Exercise objective: Work through the data and report how many lines include the string "СССР", giving the number alone.

Records for this task:
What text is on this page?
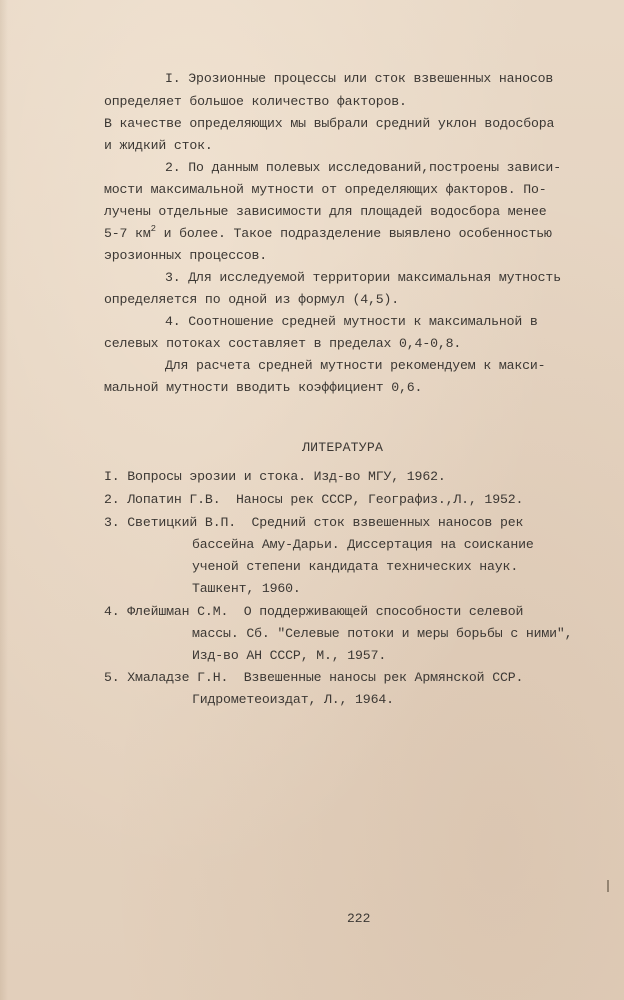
I. Эрозионные процессы или сток взвешенных наносов
определяет большое количество факторов.
В качестве определяющих мы выбрали средний уклон водосбора
и жидкий сток.
2. По данным полевых исследований,построены зависи-
мости максимальной мутности от определяющих факторов. По-
лучены отдельные зависимости для площадей водосбора менее
5-7 $км^2$ и более. Такое подразделение выявлено особенностью
эрозионных процессов.
3. Для исследуемой территории максимальная мутность
определяется по одной из формул (4,5).
4. Соотношение средней мутности к максимальной в
селевых потоках составляет в пределах 0,4-0,8.
Для расчета средней мутности рекомендуем к макси-
мальной мутности вводить коэффициент 0,6.
ЛИТЕРАТУРА
I. Вопросы эрозии и стока. Изд-во МГУ, 1962.
2. Лопатин Г.В.  Наносы рек СССР, Географиз.,Л., 1952.
3. Светицкий В.П.  Средний сток взвешенных наносов рек
бассейна Аму-Дарьи. Диссертация на соискание
ученой степени кандидата технических наук.
Ташкент, 1960.
4. Флейшман С.М.  О поддерживающей способности селевой
массы. Сб. "Селевые потоки и меры борьбы с ними",
Изд-во АН СССР, М., 1957.
5. Хмаладзе Г.Н.  Взвешенные наносы рек Армянской ССР.
Гидрометеоиздат, Л., 1964.
222
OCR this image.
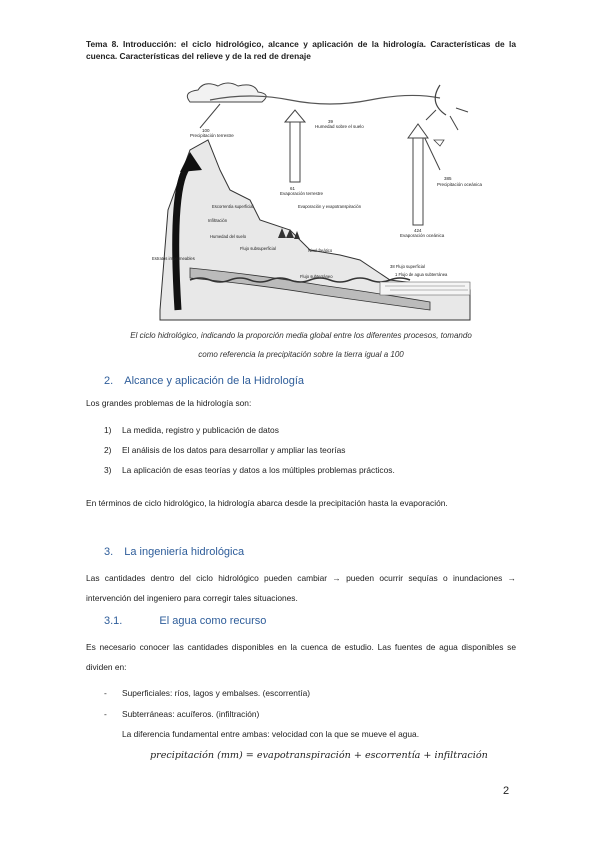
Tema 8. Introducción: el ciclo hidrológico, alcance y aplicación de la hidrología. Características de la cuenca. Características del relieve y de la red de drenaje
100
Precipitación terrestre
39
Humedad sobre el suelo
385
Precipitación oceánica
61
Evaporación terrestre
424
Evaporación oceánica
Escorrentía superficial
Infiltración
Humedad del suelo
Evaporación y evapotranspiración
Flujo subsuperficial	Nivel freático
Estratos impermeables
Flujo subterráneo
38 Flujo superficial
1 Flujo de agua subterránea
El ciclo hidrológico, indicando la proporción media global entre los diferentes procesos, tomando
como referencia la precipitación sobre la tierra igual a 100
2. Alcance y aplicación de la Hidrología
Los grandes problemas de la hidrología son:
1) La medida, registro y publicación de datos
2) El análisis de los datos para desarrollar y ampliar las teorías
3) La aplicación de esas teorías y datos a los múltiples problemas prácticos.
En términos de ciclo hidrológico, la hidrología abarca desde la precipitación hasta la evaporación.
3. La ingeniería hidrológica
Las cantidades dentro del ciclo hidrológico pueden cambiar → pueden ocurrir sequías o inundaciones → intervención del ingeniero para corregir tales situaciones.
3.1.	El agua como recurso
Es necesario conocer las cantidades disponibles en la cuenca de estudio. Las fuentes de agua disponibles se dividen en:
- Superficiales: ríos, lagos y embalses. (escorrentía)
- Subterráneas: acuíferos. (infiltración)
La diferencia fundamental entre ambas: velocidad con la que se mueve el agua.
precipitación (mm) = evapotranspiración + escorrentía + infiltración
2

Task answer: 2